Dataset:
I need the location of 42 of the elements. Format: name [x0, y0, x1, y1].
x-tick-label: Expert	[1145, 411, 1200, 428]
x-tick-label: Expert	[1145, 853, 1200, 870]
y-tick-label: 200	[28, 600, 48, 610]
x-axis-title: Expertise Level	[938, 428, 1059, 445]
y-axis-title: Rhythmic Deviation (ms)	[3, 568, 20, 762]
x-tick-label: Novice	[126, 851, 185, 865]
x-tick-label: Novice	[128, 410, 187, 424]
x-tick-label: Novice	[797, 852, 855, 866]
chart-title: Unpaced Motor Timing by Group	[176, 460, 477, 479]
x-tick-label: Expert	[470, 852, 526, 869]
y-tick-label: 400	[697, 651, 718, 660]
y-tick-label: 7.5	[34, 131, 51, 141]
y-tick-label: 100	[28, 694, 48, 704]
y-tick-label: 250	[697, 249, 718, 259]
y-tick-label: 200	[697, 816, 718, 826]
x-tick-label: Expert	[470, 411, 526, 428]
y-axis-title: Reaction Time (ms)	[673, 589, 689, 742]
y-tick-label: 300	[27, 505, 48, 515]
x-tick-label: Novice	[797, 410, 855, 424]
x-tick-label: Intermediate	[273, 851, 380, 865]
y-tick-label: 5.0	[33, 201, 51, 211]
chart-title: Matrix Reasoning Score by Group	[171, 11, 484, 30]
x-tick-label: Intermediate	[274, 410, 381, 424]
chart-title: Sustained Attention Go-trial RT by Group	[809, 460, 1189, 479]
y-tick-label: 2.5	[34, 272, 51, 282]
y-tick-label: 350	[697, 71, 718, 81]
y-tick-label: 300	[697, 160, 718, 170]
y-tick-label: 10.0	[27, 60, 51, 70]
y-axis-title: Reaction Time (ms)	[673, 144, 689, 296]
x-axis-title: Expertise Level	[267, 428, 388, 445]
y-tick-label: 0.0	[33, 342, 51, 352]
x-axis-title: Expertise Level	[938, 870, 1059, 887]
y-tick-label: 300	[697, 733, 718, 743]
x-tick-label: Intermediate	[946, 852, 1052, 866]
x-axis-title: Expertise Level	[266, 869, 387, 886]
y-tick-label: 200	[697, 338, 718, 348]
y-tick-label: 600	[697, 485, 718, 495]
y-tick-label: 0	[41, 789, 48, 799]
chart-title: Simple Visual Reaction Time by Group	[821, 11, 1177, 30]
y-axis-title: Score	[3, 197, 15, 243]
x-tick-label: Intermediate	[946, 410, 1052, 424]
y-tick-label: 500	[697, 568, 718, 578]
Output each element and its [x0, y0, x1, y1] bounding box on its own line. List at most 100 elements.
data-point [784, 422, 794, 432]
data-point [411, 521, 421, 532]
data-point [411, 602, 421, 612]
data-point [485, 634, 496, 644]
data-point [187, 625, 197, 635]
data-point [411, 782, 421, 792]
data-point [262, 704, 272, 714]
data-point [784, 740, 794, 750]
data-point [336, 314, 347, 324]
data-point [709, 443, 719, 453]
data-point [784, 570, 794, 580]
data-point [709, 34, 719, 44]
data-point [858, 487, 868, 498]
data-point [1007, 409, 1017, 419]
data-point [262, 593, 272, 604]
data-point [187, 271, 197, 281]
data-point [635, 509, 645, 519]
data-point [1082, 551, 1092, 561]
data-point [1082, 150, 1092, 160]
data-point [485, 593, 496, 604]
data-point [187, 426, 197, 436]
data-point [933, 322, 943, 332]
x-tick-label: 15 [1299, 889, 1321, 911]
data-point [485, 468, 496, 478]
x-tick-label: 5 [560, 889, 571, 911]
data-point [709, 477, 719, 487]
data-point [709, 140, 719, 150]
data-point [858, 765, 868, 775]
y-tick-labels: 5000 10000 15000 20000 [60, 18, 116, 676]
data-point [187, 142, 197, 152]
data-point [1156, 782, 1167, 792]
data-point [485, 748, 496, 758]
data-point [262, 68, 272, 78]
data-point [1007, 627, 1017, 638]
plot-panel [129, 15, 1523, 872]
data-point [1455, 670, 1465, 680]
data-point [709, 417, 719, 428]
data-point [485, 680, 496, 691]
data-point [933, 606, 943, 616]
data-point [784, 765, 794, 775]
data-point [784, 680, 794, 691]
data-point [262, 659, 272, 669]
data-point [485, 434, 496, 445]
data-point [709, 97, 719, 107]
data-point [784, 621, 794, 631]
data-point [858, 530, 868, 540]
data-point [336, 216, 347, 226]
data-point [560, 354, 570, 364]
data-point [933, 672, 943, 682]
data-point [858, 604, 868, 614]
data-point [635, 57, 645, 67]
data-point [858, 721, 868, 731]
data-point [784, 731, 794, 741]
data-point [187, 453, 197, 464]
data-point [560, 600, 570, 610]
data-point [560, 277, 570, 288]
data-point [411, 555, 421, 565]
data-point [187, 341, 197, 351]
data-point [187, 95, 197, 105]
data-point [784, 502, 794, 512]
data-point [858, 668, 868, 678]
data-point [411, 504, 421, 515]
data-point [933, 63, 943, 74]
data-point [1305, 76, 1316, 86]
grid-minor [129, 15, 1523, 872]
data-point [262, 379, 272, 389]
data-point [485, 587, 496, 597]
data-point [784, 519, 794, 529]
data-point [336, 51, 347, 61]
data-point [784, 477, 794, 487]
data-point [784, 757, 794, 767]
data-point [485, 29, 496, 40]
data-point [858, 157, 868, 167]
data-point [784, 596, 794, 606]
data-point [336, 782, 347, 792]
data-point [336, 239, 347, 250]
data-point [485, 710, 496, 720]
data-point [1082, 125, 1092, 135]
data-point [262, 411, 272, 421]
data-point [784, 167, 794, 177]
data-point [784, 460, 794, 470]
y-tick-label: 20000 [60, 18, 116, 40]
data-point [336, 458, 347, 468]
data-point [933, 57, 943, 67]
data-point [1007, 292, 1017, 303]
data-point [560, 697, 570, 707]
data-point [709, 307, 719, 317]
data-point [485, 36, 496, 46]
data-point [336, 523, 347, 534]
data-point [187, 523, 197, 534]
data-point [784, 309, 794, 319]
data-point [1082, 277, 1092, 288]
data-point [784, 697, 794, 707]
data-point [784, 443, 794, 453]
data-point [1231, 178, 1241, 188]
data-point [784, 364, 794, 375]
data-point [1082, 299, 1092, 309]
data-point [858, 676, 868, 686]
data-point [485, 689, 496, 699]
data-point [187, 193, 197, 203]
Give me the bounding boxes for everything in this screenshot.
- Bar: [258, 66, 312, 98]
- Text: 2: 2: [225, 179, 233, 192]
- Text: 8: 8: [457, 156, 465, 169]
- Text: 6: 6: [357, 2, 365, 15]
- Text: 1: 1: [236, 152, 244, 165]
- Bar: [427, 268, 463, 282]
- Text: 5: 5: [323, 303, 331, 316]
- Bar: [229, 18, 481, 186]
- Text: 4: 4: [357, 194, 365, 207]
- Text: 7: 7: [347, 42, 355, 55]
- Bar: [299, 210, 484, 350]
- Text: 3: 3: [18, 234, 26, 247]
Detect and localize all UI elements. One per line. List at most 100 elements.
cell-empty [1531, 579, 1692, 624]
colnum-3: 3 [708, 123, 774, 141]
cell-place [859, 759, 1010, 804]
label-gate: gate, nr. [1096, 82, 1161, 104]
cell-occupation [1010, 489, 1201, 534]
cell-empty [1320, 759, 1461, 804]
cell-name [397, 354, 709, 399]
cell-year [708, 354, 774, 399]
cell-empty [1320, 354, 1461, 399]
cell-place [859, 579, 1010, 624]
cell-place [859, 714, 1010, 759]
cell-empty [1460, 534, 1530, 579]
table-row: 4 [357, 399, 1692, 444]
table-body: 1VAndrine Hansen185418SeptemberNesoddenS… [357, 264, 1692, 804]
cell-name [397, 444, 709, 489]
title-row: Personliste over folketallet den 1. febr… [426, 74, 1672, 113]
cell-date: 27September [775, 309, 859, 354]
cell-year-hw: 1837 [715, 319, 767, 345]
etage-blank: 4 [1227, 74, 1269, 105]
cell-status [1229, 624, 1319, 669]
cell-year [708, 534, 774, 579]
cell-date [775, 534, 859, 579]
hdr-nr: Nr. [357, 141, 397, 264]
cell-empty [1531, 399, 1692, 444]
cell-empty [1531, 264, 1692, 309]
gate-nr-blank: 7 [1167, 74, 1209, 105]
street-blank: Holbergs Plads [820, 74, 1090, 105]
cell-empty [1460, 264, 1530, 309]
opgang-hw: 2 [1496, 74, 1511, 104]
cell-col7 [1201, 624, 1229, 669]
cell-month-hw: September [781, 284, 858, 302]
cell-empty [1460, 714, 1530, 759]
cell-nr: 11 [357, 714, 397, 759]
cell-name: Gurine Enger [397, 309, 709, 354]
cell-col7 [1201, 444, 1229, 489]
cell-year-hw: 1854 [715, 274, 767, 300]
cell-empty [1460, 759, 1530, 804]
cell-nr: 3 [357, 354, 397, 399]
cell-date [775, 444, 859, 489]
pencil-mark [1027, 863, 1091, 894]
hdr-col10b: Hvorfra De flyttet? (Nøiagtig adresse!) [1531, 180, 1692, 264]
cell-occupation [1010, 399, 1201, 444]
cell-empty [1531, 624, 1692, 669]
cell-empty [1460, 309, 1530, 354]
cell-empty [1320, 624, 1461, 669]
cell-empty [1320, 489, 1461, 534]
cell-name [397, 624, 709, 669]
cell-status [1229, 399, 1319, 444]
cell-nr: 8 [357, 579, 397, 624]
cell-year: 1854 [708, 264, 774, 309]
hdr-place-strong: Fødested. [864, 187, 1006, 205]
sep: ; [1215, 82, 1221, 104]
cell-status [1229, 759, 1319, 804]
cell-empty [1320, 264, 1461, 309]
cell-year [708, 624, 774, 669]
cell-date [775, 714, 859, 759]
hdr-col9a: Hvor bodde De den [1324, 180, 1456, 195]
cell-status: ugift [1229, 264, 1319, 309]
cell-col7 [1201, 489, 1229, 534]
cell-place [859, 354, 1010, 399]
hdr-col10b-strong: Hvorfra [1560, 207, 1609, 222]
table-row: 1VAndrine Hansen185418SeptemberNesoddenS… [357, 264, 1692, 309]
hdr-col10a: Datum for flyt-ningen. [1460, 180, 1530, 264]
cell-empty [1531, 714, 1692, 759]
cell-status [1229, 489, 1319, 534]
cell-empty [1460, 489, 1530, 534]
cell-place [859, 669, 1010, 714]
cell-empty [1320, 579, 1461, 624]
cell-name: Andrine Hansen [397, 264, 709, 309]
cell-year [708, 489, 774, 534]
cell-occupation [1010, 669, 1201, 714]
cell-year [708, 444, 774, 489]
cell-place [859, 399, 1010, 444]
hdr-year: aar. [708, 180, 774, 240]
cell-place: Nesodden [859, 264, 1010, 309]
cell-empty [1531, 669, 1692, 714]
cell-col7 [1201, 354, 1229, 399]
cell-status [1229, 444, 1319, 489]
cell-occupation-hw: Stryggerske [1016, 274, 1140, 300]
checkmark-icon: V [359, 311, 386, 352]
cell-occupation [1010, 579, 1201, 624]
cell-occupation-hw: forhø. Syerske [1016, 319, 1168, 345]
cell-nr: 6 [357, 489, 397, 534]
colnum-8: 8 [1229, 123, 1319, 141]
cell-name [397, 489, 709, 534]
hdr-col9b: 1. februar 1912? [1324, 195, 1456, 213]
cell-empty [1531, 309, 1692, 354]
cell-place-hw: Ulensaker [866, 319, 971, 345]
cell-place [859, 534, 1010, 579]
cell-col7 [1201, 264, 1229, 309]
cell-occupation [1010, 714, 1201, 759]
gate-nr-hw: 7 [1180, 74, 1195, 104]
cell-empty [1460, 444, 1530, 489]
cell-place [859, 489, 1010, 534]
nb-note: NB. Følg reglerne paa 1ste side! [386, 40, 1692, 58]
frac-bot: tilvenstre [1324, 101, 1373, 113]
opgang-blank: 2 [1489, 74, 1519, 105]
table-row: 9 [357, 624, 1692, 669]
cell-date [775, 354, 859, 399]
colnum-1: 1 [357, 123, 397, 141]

Given request:
Reproduce the records verbatim, from the first line through the line that contains "428, 1059, 445]", including both of those lines.

Solution to this problem:
I need the location of 42 of the elements. Format: name [x0, y0, x1, y1].
x-tick-label: Expert	[1145, 411, 1200, 428]
x-tick-label: Expert	[1145, 853, 1200, 870]
y-tick-label: 200	[28, 600, 48, 610]
x-axis-title: Expertise Level	[938, 428, 1059, 445]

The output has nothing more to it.